* [Aim of the exercise]: Copy out all of the material, matching it word for word.

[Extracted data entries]
---*---

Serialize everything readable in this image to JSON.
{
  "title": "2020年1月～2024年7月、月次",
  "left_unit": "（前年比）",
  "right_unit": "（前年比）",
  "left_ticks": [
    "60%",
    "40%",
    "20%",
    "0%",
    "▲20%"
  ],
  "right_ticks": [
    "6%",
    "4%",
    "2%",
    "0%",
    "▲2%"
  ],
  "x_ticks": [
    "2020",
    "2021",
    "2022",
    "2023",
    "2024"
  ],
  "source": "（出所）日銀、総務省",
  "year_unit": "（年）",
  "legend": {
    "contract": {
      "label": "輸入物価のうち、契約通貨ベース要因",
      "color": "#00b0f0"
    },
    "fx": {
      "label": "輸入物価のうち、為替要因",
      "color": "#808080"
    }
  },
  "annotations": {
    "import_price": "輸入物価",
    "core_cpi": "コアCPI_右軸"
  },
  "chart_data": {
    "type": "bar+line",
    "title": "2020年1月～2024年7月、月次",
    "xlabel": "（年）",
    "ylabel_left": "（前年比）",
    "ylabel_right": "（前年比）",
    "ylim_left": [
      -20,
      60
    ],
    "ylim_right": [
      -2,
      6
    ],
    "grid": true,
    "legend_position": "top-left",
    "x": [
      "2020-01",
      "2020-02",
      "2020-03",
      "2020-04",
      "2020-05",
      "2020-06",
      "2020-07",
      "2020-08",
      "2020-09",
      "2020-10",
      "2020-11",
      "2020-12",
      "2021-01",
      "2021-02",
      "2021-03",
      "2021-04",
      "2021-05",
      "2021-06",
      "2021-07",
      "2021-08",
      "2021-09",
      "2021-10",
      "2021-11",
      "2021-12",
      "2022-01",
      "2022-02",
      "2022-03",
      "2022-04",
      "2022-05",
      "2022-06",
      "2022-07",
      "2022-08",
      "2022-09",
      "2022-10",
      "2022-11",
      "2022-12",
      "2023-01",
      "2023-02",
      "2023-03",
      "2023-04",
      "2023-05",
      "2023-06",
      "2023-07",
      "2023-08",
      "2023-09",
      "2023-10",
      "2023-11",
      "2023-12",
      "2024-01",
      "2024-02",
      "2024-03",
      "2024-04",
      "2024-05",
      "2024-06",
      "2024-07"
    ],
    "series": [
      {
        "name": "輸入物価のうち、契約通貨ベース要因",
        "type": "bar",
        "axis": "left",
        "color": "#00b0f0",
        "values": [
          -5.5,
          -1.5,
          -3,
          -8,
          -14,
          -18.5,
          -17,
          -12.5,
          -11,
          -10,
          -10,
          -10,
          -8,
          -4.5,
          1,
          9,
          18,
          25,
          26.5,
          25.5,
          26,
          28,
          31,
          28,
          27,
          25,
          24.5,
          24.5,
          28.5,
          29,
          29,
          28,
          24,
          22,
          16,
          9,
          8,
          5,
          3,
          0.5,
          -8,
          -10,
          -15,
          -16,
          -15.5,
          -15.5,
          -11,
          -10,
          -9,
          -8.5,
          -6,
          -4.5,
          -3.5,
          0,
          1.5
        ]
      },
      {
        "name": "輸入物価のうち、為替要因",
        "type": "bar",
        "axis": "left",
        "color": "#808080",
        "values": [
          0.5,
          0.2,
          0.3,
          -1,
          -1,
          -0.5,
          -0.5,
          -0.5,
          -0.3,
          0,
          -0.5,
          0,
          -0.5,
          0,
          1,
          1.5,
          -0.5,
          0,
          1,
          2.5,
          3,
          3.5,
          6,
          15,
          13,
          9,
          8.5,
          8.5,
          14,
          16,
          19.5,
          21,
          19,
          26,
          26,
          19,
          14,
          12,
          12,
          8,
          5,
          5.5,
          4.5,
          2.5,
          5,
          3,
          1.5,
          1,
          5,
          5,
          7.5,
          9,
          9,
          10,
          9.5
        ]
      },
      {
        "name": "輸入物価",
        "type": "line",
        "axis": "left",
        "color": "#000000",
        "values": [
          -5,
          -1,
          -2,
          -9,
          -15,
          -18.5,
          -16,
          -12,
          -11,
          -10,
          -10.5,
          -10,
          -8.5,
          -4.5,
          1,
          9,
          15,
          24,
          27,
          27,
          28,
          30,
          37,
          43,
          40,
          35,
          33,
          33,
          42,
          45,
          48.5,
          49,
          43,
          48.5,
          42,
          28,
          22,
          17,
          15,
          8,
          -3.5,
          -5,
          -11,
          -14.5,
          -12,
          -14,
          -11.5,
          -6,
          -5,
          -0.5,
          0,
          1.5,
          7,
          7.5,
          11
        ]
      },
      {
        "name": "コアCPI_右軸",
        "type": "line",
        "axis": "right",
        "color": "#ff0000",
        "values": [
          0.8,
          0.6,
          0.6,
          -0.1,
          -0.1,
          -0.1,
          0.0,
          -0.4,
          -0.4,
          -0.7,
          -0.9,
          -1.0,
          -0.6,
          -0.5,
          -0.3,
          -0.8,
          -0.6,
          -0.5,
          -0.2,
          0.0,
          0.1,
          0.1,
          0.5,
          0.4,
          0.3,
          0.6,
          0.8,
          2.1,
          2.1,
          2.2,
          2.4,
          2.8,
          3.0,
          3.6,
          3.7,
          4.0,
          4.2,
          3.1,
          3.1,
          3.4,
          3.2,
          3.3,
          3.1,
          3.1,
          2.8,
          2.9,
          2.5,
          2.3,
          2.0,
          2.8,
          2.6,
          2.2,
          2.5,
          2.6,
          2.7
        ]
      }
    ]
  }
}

---*---

* [Finished exercise]:
Serialize everything readable in this image to JSON.
{
  "title": "2020年1月～2024年7月、月次",
  "left_unit": "（前年比）",
  "right_unit": "（前年比）",
  "left_ticks": [
    "60%",
    "40%",
    "20%",
    "0%",
    "▲20%"
  ],
  "right_ticks": [
    "6%",
    "4%",
    "2%",
    "0%",
    "▲2%"
  ],
  "x_ticks": [
    "2020",
    "2021",
    "2022",
    "2023",
    "2024"
  ],
  "source": "（出所）日銀、総務省",
  "year_unit": "（年）",
  "legend": {
    "contract": {
      "label": "輸入物価のうち、契約通貨ベース要因",
      "color": "#00b0f0"
    },
    "fx": {
      "label": "輸入物価のうち、為替要因",
      "color": "#808080"
    }
  },
  "annotations": {
    "import_price": "輸入物価",
    "core_cpi": "コアCPI_右軸"
  },
  "chart_data": {
    "type": "bar+line",
    "title": "2020年1月～2024年7月、月次",
    "xlabel": "（年）",
    "ylabel_left": "（前年比）",
    "ylabel_right": "（前年比）",
    "ylim_left": [
      -20,
      60
    ],
    "ylim_right": [
      -2,
      6
    ],
    "grid": true,
    "legend_position": "top-left",
    "x": [
      "2020-01",
      "2020-02",
      "2020-03",
      "2020-04",
      "2020-05",
      "2020-06",
      "2020-07",
      "2020-08",
      "2020-09",
      "2020-10",
      "2020-11",
      "2020-12",
      "2021-01",
      "2021-02",
      "2021-03",
      "2021-04",
      "2021-05",
      "2021-06",
      "2021-07",
      "2021-08",
      "2021-09",
      "2021-10",
      "2021-11",
      "2021-12",
      "2022-01",
      "2022-02",
      "2022-03",
      "2022-04",
      "2022-05",
      "2022-06",
      "2022-07",
      "2022-08",
      "2022-09",
      "2022-10",
      "2022-11",
      "2022-12",
      "2023-01",
      "2023-02",
      "2023-03",
      "2023-04",
      "2023-05",
      "2023-06",
      "2023-07",
      "2023-08",
      "2023-09",
      "2023-10",
      "2023-11",
      "2023-12",
      "2024-01",
      "2024-02",
      "2024-03",
      "2024-04",
      "2024-05",
      "2024-06",
      "2024-07"
    ],
    "series": [
      {
        "name": "輸入物価のうち、契約通貨ベース要因",
        "type": "bar",
        "axis": "left",
        "color": "#00b0f0",
        "values": [
          -5.5,
          -1.5,
          -3,
          -8,
          -14,
          -18.5,
          -17,
          -12.5,
          -11,
          -10,
          -10,
          -10,
          -8,
          -4.5,
          1,
          9,
          18,
          25,
          26.5,
          25.5,
          26,
          28,
          31,
          28,
          27,
          25,
          24.5,
          24.5,
          28.5,
          29,
          29,
          28,
          24,
          22,
          16,
          9,
          8,
          5,
          3,
          0.5,
          -8,
          -10,
          -15,
          -16,
          -15.5,
          -15.5,
          -11,
          -10,
          -9,
          -8.5,
          -6,
          -4.5,
          -3.5,
          0,
          1.5
        ]
      },
      {
        "name": "輸入物価のうち、為替要因",
        "type": "bar",
        "axis": "left",
        "color": "#808080",
        "values": [
          0.5,
          0.2,
          0.3,
          -1,
          -1,
          -0.5,
          -0.5,
          -0.5,
          -0.3,
          0,
          -0.5,
          0,
          -0.5,
          0,
          1,
          1.5,
          -0.5,
          0,
          1,
          2.5,
          3,
          3.5,
          6,
          15,
          13,
          9,
          8.5,
          8.5,
          14,
          16,
          19.5,
          21,
          19,
          26,
          26,
          19,
          14,
          12,
          12,
          8,
          5,
          5.5,
          4.5,
          2.5,
          5,
          3,
          1.5,
          1,
          5,
          5,
          7.5,
          9,
          9,
          10,
          9.5
        ]
      },
      {
        "name": "輸入物価",
        "type": "line",
        "axis": "left",
        "color": "#000000",
        "values": [
          -5,
          -1,
          -2,
          -9,
          -15,
          -18.5,
          -16,
          -12,
          -11,
          -10,
          -10.5,
          -10,
          -8.5,
          -4.5,
          1,
          9,
          15,
          24,
          27,
          27,
          28,
          30,
          37,
          43,
          40,
          35,
          33,
          33,
          42,
          45,
          48.5,
          49,
          43,
          48.5,
          42,
          28,
          22,
          17,
          15,
          8,
          -3.5,
          -5,
          -11,
          -14.5,
          -12,
          -14,
          -11.5,
          -6,
          -5,
          -0.5,
          0,
          1.5,
          7,
          7.5,
          11
        ]
      },
      {
        "name": "コアCPI_右軸",
        "type": "line",
        "axis": "right",
        "color": "#ff0000",
        "values": [
          0.8,
          0.6,
          0.6,
          -0.1,
          -0.1,
          -0.1,
          0.0,
          -0.4,
          -0.4,
          -0.7,
          -0.9,
          -1.0,
          -0.6,
          -0.5,
          -0.3,
          -0.8,
          -0.6,
          -0.5,
          -0.2,
          0.0,
          0.1,
          0.1,
          0.5,
          0.4,
          0.3,
          0.6,
          0.8,
          2.1,
          2.1,
          2.2,
          2.4,
          2.8,
          3.0,
          3.6,
          3.7,
          4.0,
          4.2,
          3.1,
          3.1,
          3.4,
          3.2,
          3.3,
          3.1,
          3.1,
          2.8,
          2.9,
          2.5,
          2.3,
          2.0,
          2.8,
          2.6,
          2.2,
          2.5,
          2.6,
          2.7
        ]
      }
    ]
  }
}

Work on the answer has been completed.